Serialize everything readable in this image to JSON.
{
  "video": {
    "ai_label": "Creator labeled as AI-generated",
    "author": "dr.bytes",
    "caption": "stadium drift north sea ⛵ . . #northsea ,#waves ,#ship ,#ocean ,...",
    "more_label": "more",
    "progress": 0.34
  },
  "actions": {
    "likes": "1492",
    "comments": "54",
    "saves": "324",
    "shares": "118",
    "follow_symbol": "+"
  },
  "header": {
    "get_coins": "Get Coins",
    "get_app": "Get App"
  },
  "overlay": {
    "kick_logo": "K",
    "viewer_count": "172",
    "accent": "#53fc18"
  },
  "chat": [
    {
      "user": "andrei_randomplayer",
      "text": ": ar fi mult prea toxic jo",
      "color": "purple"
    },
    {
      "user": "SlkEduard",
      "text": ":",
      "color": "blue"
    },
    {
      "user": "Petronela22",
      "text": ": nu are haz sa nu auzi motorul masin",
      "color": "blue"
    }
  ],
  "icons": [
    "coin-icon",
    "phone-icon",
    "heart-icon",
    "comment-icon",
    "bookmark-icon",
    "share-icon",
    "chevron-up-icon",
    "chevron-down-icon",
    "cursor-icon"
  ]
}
******************************
Written instruction >> Find "text". Copy every line it occurs in.

Response to this task >>
      "text": ": ar fi mult prea toxic jo",
      "text": ":",
      "text": ": nu are haz sa nu auzi motorul masin",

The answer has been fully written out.